** BEGIN Records supplied **
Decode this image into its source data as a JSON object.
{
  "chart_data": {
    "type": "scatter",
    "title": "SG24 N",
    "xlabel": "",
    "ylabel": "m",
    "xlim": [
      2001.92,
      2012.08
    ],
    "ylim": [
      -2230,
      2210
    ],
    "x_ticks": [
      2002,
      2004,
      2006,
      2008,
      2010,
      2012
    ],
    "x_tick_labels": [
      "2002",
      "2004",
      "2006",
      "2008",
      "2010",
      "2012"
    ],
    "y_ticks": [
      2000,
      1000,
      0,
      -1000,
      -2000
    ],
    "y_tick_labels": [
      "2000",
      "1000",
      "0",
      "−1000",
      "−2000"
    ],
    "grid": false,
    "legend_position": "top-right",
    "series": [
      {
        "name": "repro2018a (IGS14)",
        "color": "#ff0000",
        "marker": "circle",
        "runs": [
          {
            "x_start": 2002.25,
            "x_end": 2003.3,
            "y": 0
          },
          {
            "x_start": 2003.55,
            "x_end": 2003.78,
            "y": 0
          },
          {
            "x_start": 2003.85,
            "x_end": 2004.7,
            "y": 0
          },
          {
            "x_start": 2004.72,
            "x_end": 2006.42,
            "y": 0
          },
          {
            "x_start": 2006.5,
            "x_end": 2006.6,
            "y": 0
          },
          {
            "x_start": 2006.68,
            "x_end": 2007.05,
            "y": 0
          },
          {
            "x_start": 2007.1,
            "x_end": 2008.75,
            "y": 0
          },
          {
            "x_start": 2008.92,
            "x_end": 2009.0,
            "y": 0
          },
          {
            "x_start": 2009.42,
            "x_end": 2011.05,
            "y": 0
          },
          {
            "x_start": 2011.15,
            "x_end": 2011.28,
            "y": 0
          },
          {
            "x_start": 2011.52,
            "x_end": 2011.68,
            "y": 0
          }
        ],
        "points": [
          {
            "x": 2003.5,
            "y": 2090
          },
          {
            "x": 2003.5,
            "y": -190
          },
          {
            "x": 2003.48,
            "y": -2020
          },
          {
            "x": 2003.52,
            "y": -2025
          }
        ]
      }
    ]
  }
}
** END Records supplied **
- What is being asked -
Retype the records in full. Keep every line identical to the original.

- Answer to this exercise -
Decode this image into its source data as a JSON object.
{
  "chart_data": {
    "type": "scatter",
    "title": "SG24 N",
    "xlabel": "",
    "ylabel": "m",
    "xlim": [
      2001.92,
      2012.08
    ],
    "ylim": [
      -2230,
      2210
    ],
    "x_ticks": [
      2002,
      2004,
      2006,
      2008,
      2010,
      2012
    ],
    "x_tick_labels": [
      "2002",
      "2004",
      "2006",
      "2008",
      "2010",
      "2012"
    ],
    "y_ticks": [
      2000,
      1000,
      0,
      -1000,
      -2000
    ],
    "y_tick_labels": [
      "2000",
      "1000",
      "0",
      "−1000",
      "−2000"
    ],
    "grid": false,
    "legend_position": "top-right",
    "series": [
      {
        "name": "repro2018a (IGS14)",
        "color": "#ff0000",
        "marker": "circle",
        "runs": [
          {
            "x_start": 2002.25,
            "x_end": 2003.3,
            "y": 0
          },
          {
            "x_start": 2003.55,
            "x_end": 2003.78,
            "y": 0
          },
          {
            "x_start": 2003.85,
            "x_end": 2004.7,
            "y": 0
          },
          {
            "x_start": 2004.72,
            "x_end": 2006.42,
            "y": 0
          },
          {
            "x_start": 2006.5,
            "x_end": 2006.6,
            "y": 0
          },
          {
            "x_start": 2006.68,
            "x_end": 2007.05,
            "y": 0
          },
          {
            "x_start": 2007.1,
            "x_end": 2008.75,
            "y": 0
          },
          {
            "x_start": 2008.92,
            "x_end": 2009.0,
            "y": 0
          },
          {
            "x_start": 2009.42,
            "x_end": 2011.05,
            "y": 0
          },
          {
            "x_start": 2011.15,
            "x_end": 2011.28,
            "y": 0
          },
          {
            "x_start": 2011.52,
            "x_end": 2011.68,
            "y": 0
          }
        ],
        "points": [
          {
            "x": 2003.5,
            "y": 2090
          },
          {
            "x": 2003.5,
            "y": -190
          },
          {
            "x": 2003.48,
            "y": -2020
          },
          {
            "x": 2003.52,
            "y": -2025
          }
        ]
      }
    ]
  }
}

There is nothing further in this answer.